• **Aim of the exercise**
Return the whole listing, keeping every character the same.

• **Stored entries**
______________________________
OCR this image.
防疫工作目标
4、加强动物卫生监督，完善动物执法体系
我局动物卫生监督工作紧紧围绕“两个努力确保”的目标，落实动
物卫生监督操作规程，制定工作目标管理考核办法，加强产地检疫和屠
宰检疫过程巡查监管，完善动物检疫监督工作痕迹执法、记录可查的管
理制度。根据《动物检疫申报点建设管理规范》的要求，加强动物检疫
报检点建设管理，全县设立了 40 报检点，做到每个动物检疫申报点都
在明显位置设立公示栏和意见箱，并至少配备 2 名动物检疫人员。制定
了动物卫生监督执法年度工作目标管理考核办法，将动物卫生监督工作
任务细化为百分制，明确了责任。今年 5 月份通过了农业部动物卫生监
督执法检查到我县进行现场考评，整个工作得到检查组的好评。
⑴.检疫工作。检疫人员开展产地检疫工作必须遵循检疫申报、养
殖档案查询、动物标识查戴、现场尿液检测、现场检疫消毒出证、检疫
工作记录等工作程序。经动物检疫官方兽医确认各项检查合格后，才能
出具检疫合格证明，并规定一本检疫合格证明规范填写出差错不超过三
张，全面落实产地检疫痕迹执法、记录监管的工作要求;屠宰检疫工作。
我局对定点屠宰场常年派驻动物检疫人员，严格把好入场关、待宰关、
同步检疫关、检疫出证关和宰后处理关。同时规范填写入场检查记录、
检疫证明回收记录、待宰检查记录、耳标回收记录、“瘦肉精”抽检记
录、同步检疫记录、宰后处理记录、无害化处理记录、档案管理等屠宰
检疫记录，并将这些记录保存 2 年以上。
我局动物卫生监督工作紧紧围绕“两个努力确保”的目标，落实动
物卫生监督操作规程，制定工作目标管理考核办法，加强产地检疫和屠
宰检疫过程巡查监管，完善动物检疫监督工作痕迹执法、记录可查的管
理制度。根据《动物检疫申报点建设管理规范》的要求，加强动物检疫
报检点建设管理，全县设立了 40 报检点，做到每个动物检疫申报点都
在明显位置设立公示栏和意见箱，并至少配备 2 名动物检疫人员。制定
______________________________
• **Problem solution**
OCR this image.
防疫工作目标
4、加强动物卫生监督，完善动物执法体系
我局动物卫生监督工作紧紧围绕“两个努力确保”的目标，落实动
物卫生监督操作规程，制定工作目标管理考核办法，加强产地检疫和屠
宰检疫过程巡查监管，完善动物检疫监督工作痕迹执法、记录可查的管
理制度。根据《动物检疫申报点建设管理规范》的要求，加强动物检疫
报检点建设管理，全县设立了 40 报检点，做到每个动物检疫申报点都
在明显位置设立公示栏和意见箱，并至少配备 2 名动物检疫人员。制定
了动物卫生监督执法年度工作目标管理考核办法，将动物卫生监督工作
任务细化为百分制，明确了责任。今年 5 月份通过了农业部动物卫生监
督执法检查到我县进行现场考评，整个工作得到检查组的好评。
⑴.检疫工作。检疫人员开展产地检疫工作必须遵循检疫申报、养
殖档案查询、动物标识查戴、现场尿液检测、现场检疫消毒出证、检疫
工作记录等工作程序。经动物检疫官方兽医确认各项检查合格后，才能
出具检疫合格证明，并规定一本检疫合格证明规范填写出差错不超过三
张，全面落实产地检疫痕迹执法、记录监管的工作要求;屠宰检疫工作。
我局对定点屠宰场常年派驻动物检疫人员，严格把好入场关、待宰关、
同步检疫关、检疫出证关和宰后处理关。同时规范填写入场检查记录、
检疫证明回收记录、待宰检查记录、耳标回收记录、“瘦肉精”抽检记
录、同步检疫记录、宰后处理记录、无害化处理记录、档案管理等屠宰
检疫记录，并将这些记录保存 2 年以上。
我局动物卫生监督工作紧紧围绕“两个努力确保”的目标，落实动
物卫生监督操作规程，制定工作目标管理考核办法，加强产地检疫和屠
宰检疫过程巡查监管，完善动物检疫监督工作痕迹执法、记录可查的管
理制度。根据《动物检疫申报点建设管理规范》的要求，加强动物检疫
报检点建设管理，全县设立了 40 报检点，做到每个动物检疫申报点都
在明显位置设立公示栏和意见箱，并至少配备 2 名动物检疫人员。制定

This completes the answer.